* [SOURCE TEXT]:
________
According to a source at Cato, Pena was told that the institute needed to cut staff to close a 7-figure budget deficit. Yet only one other person (not a policy director and not someone in the defense and foreign policy department) was let go (at the end of August). Curiously enough, the day after he was RIF’ed (yes, that’s the term they used: “reduction in force”) Cato President Ed Crane announced the promotion of no less than 4 people at Cato (with each presumably receiving a raise) and the hiring of a new director of government affairs. Also, there’s been plenty of talk about adding 3 floors to the building — to accommodate a larger staff.
________
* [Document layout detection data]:
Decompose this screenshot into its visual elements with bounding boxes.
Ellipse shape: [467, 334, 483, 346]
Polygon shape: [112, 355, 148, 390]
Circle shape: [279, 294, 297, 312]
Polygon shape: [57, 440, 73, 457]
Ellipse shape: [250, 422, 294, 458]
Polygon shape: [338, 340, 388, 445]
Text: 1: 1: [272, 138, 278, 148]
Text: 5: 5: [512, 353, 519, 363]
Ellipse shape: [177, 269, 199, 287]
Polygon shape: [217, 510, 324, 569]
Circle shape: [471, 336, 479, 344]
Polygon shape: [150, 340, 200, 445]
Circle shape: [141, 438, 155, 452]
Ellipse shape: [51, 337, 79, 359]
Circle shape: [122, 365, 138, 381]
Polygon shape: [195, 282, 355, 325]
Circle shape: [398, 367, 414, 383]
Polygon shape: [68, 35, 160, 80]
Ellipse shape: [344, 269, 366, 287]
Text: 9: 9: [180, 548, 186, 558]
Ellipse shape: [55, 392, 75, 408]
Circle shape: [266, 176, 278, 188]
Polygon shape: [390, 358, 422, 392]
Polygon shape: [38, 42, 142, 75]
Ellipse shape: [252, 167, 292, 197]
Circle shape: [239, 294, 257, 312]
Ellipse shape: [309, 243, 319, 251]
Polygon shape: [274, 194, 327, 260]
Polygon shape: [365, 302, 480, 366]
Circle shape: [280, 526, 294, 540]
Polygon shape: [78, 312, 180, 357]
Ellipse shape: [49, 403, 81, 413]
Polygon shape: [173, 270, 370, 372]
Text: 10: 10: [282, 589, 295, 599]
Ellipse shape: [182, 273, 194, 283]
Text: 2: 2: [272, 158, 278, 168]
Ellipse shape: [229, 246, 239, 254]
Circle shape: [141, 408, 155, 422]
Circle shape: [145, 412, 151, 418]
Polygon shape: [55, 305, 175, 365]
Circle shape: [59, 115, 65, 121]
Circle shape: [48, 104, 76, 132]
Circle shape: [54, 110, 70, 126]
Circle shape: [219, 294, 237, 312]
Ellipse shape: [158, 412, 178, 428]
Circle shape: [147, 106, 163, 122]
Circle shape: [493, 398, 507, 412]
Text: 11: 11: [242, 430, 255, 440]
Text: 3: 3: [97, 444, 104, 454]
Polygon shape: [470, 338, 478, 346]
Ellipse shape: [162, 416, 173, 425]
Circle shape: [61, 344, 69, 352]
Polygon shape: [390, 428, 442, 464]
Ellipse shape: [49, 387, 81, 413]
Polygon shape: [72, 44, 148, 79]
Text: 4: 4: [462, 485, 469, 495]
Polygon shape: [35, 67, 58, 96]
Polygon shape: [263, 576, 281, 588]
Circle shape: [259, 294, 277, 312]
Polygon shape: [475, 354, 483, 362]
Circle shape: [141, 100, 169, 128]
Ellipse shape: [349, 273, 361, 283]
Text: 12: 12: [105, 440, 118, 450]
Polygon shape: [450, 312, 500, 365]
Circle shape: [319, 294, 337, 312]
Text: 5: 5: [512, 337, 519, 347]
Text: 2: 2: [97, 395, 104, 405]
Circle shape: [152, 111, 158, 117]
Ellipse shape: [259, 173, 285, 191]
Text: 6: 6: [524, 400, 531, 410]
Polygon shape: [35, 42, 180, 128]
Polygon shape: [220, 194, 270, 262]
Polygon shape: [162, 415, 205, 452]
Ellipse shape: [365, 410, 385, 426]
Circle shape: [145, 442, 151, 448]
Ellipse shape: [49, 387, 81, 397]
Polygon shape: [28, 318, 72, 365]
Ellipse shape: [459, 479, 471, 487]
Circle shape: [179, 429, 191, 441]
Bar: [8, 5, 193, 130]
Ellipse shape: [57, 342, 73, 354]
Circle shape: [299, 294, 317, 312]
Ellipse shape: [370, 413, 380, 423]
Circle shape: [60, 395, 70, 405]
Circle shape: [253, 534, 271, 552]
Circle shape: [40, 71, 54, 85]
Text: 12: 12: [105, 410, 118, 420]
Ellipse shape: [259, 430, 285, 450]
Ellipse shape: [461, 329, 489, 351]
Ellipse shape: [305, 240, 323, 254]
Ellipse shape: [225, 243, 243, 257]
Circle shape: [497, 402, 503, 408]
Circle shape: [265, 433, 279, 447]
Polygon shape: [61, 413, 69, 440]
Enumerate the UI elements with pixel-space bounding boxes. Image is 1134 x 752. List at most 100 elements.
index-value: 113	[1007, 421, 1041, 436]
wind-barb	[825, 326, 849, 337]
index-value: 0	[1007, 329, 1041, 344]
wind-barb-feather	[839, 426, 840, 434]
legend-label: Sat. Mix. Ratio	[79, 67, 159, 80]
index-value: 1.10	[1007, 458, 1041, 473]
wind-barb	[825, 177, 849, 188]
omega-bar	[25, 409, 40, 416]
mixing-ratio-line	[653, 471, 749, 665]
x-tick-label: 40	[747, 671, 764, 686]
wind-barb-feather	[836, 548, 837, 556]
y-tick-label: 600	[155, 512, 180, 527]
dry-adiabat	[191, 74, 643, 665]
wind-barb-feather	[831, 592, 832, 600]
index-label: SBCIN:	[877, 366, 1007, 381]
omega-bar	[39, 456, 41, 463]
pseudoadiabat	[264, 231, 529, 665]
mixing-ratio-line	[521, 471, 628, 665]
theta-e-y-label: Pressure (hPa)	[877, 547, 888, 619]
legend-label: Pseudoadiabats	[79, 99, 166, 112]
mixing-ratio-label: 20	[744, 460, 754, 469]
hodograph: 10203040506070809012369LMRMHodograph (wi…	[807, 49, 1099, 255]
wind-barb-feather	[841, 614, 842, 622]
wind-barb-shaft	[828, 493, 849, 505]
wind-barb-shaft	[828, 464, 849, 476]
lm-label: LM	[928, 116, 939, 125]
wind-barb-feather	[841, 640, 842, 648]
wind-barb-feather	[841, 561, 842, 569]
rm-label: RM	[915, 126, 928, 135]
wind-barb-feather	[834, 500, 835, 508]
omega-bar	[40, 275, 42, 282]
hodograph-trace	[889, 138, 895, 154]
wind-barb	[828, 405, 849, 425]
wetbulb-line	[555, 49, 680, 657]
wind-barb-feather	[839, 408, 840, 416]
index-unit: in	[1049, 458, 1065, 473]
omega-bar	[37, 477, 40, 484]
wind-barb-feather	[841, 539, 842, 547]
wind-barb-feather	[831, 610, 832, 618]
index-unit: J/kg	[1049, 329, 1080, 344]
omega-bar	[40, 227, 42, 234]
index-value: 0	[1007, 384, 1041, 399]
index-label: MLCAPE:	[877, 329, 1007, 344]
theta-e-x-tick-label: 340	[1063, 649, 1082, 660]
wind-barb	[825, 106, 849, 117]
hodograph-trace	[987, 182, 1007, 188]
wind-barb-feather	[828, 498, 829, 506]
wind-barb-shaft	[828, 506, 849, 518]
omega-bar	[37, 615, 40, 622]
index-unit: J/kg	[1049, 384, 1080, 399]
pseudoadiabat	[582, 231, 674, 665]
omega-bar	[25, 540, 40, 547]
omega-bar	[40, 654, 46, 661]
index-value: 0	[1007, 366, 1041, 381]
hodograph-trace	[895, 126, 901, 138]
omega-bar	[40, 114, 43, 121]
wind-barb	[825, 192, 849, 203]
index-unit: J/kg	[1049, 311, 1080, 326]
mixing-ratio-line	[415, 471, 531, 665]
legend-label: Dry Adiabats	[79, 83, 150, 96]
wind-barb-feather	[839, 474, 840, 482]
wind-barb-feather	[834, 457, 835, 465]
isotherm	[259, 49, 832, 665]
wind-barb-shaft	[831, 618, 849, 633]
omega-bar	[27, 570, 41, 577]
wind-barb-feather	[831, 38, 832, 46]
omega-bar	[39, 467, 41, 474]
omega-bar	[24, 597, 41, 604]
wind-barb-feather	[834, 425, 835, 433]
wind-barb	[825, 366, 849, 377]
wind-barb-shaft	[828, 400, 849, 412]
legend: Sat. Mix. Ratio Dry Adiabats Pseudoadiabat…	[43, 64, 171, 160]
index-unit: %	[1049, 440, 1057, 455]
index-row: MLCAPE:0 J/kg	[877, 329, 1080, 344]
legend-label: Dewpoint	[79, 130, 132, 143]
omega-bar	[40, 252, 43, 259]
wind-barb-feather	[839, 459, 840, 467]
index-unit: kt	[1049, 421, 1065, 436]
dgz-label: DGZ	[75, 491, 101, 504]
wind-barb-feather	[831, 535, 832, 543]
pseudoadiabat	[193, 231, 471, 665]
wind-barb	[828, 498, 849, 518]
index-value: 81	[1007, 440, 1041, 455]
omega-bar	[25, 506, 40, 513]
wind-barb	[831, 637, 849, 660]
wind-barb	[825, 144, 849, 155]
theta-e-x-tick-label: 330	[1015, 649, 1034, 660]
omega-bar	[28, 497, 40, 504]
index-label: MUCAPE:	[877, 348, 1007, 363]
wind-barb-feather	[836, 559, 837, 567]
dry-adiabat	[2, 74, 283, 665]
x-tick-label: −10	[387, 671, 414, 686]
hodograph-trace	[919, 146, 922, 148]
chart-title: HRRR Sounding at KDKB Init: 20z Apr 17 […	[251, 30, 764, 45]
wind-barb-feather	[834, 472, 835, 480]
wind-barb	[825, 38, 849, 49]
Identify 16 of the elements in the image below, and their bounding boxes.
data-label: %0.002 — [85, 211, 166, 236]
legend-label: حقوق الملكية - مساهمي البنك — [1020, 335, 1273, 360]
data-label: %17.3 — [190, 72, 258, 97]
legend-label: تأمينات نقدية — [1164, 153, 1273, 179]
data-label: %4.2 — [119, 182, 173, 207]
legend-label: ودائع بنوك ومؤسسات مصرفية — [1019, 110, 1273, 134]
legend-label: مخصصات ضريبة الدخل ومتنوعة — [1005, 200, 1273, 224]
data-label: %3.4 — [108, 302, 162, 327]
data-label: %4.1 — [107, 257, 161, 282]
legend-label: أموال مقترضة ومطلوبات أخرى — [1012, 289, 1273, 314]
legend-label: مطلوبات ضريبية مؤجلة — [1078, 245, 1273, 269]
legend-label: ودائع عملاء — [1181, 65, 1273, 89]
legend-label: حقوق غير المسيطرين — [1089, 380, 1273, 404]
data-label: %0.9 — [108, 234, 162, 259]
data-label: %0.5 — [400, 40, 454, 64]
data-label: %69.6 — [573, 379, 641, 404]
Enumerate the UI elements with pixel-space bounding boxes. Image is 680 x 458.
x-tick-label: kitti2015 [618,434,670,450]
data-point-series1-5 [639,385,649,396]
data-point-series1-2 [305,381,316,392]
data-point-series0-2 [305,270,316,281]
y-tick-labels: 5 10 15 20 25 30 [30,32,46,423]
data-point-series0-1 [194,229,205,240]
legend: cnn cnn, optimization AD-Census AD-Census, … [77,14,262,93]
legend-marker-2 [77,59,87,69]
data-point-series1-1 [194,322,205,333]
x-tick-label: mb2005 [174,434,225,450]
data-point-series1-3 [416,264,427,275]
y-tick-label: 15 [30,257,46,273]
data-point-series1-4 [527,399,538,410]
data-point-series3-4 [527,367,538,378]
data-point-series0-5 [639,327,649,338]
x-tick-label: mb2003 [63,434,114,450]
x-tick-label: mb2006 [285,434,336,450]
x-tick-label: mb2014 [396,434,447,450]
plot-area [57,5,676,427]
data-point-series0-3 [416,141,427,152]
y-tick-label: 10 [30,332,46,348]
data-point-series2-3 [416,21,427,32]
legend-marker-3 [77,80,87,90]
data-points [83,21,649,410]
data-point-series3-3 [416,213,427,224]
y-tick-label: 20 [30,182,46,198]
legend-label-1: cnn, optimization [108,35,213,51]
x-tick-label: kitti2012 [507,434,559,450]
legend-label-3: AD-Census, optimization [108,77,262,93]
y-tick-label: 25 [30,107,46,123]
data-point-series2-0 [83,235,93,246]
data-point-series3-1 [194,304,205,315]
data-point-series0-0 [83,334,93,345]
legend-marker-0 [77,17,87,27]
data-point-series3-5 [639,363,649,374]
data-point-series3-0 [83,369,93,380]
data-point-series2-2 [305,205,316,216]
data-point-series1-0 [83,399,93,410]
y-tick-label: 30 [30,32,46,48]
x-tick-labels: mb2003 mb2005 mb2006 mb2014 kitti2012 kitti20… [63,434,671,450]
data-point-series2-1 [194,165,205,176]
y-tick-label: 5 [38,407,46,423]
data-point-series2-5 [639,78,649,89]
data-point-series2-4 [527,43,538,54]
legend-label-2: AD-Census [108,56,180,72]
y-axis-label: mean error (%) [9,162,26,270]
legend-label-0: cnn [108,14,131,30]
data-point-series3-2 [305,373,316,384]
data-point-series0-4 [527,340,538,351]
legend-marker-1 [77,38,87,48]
________
* [ACTIONS TO TAKE]:
1 – Which numbers in the Cato staffing passage are written as digits rather than words?
2 – How would you carry on the Cato staffing passage, starting after its final sentence?
This data is separate from the Cato staffing passage.

* [RESPONSES PER TASK]:
1 – 7 (in "7-figure"), 4, and 3

2 –
What’s going on at Cato is not a “reduction in force,” but a betrayal of libertarian principle. Pena, a senior fellow with the Coalition for a Realistic Foreign Policy, has been a strong advocate of withdrawing from Iraq – a position that Cato is now dropping. This is typical of the Cato crowd: their opportunism has always been beset by bad timing. At the dawn of the Republican-led anti-government revolution, they were telling the world they were “low tax liberals.” Now that the majority of Americans have turned against this war, the Cato bigwigs are lining up with the neoconservatives who want to “stay the course.”

These people, in short, are perpetual losers, who are constantly two steps behind the Zeitgeist and care only about sucking up to Power. They believe that selling out the vitally important principle of a noninterventionist foreign policy is a necessary step on their road to respectability. The reality is that, by aligning themselves with the War Party, which is on the brink of crashing and burning, along with the colonial regime in Iraq, they are consigning themselves to oblivion – and a richly deserved one, at that.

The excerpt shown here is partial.